--- begin RECORDS FOR PROCESSING ---
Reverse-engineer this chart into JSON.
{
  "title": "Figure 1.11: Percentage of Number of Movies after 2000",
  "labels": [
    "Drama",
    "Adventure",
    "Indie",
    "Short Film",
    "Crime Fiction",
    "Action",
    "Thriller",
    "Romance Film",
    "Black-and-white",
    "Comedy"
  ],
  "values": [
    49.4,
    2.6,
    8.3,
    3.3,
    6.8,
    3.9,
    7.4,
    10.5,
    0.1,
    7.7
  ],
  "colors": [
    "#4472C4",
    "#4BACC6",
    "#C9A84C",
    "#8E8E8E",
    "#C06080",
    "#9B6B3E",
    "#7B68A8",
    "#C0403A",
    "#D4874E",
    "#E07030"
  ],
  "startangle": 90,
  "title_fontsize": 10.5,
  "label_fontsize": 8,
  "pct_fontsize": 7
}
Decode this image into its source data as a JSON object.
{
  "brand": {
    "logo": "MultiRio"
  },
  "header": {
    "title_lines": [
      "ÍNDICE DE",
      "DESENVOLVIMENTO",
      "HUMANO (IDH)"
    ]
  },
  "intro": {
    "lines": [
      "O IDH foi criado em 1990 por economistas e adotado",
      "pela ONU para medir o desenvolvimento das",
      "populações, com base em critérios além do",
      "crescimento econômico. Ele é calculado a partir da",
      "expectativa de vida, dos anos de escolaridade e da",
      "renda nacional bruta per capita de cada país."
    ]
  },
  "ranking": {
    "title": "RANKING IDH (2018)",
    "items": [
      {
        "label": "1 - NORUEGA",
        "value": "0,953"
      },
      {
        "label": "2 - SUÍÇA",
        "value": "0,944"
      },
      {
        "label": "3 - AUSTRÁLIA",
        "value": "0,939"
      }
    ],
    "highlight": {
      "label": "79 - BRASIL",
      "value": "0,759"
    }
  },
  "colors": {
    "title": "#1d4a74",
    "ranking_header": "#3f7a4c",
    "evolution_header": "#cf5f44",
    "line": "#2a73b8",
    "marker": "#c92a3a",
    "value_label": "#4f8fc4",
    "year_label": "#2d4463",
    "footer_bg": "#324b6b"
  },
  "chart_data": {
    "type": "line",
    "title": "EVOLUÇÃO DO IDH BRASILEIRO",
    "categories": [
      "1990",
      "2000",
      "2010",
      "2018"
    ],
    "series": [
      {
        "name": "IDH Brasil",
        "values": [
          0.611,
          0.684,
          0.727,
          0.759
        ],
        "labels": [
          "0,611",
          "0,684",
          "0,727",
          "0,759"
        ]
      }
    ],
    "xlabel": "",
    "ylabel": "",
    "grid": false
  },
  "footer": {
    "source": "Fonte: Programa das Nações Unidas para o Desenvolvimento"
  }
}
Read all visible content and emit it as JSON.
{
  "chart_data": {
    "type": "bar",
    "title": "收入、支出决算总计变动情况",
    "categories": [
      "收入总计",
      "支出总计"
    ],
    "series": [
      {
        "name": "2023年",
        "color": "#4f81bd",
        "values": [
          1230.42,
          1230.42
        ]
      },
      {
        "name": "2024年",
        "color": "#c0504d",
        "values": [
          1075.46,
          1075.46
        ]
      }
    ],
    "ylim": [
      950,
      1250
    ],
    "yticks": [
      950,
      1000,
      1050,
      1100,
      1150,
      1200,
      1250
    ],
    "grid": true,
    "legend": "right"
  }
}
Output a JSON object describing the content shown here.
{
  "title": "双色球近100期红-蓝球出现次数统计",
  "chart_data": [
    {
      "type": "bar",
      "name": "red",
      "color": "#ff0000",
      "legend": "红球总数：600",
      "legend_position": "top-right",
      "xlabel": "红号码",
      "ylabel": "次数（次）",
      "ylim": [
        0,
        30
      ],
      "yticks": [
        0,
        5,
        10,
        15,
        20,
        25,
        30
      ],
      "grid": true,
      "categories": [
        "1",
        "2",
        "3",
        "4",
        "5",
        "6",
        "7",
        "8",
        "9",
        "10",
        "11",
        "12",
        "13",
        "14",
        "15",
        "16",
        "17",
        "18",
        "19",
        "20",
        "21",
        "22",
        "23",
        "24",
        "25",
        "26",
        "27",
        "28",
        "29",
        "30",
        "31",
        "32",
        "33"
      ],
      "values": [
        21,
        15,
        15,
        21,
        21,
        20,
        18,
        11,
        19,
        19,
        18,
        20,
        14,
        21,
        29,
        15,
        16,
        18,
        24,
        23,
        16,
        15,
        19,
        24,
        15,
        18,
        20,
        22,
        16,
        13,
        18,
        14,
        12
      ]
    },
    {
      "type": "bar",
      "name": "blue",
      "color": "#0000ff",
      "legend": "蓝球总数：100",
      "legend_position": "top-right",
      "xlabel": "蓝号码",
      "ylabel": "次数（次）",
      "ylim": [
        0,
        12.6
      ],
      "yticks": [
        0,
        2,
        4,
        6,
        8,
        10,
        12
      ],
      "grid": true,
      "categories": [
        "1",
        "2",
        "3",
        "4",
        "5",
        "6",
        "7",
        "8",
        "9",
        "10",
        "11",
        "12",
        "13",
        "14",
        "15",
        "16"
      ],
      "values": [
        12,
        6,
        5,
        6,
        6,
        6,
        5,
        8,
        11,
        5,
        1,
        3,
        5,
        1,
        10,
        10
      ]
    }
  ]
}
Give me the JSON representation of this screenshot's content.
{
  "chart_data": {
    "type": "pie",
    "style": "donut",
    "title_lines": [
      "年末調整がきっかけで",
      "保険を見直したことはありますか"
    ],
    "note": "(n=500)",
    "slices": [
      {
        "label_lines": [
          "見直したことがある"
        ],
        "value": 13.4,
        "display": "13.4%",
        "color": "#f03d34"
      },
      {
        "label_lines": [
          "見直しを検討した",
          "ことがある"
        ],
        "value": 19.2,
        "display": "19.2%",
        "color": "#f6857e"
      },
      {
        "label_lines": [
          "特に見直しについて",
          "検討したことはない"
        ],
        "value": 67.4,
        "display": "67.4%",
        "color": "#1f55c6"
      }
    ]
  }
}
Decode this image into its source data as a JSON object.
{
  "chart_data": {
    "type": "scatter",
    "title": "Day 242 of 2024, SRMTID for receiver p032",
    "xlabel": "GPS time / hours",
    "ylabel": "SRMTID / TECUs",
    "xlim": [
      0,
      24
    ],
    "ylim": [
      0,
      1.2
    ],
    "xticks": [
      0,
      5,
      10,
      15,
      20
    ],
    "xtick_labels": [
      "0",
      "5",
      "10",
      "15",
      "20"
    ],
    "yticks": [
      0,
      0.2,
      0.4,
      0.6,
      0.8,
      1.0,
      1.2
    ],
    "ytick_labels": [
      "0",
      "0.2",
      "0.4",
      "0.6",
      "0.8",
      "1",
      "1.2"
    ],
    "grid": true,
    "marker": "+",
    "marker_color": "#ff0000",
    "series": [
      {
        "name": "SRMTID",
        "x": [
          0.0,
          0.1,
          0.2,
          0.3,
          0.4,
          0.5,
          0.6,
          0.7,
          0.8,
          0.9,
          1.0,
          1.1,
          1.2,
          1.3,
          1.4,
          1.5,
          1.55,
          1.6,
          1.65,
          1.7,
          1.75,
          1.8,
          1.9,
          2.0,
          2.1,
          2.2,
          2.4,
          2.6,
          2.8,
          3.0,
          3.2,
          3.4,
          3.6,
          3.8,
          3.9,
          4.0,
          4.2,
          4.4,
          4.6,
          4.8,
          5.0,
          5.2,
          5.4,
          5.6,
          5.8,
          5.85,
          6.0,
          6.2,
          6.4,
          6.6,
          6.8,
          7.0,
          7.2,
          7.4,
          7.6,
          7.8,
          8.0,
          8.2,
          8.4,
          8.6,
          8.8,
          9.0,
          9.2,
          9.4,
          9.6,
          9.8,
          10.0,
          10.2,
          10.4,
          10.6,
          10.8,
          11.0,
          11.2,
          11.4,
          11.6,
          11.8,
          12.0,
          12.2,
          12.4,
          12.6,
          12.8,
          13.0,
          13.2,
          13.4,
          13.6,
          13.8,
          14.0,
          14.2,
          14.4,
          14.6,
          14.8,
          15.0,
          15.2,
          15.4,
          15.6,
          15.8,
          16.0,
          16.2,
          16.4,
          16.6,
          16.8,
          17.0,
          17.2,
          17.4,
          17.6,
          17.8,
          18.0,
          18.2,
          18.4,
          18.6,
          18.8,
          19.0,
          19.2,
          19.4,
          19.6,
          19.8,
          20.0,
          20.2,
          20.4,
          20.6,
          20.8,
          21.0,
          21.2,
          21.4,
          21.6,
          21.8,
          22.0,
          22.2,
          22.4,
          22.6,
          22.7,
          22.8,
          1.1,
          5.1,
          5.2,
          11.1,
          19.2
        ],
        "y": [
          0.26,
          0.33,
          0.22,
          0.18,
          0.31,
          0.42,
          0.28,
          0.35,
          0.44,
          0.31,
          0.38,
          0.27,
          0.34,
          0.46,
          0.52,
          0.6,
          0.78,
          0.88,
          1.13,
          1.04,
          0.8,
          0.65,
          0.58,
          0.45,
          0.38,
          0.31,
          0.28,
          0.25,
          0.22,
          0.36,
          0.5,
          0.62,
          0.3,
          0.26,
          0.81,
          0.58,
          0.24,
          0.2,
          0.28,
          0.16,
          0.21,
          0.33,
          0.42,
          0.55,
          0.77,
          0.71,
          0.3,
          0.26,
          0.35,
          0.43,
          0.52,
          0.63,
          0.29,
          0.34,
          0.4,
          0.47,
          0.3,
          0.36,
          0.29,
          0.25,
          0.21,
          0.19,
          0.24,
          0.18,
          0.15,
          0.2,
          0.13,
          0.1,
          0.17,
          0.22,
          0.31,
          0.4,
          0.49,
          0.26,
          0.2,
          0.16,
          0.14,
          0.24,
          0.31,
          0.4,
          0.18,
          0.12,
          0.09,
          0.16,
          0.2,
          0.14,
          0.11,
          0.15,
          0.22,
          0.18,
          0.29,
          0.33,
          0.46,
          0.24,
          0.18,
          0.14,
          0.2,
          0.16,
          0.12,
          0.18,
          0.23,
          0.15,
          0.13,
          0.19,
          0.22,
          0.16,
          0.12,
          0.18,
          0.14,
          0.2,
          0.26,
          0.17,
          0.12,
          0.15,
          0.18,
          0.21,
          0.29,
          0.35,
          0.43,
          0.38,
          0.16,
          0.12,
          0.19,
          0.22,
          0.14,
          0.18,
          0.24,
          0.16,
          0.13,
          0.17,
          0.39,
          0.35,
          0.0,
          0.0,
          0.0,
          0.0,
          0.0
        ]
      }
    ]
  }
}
--- end RECORDS FOR PROCESSING ---
→ **PROBLEM REQUIREMENTS**: Only lines with the word "this" should be collected from the material.

→ **THE ANSWER**:
Reverse-engineer this chart into JSON.
Decode this image into its source data as a JSON object.
Give me the JSON representation of this screenshot's content.
Decode this image into its source data as a JSON object.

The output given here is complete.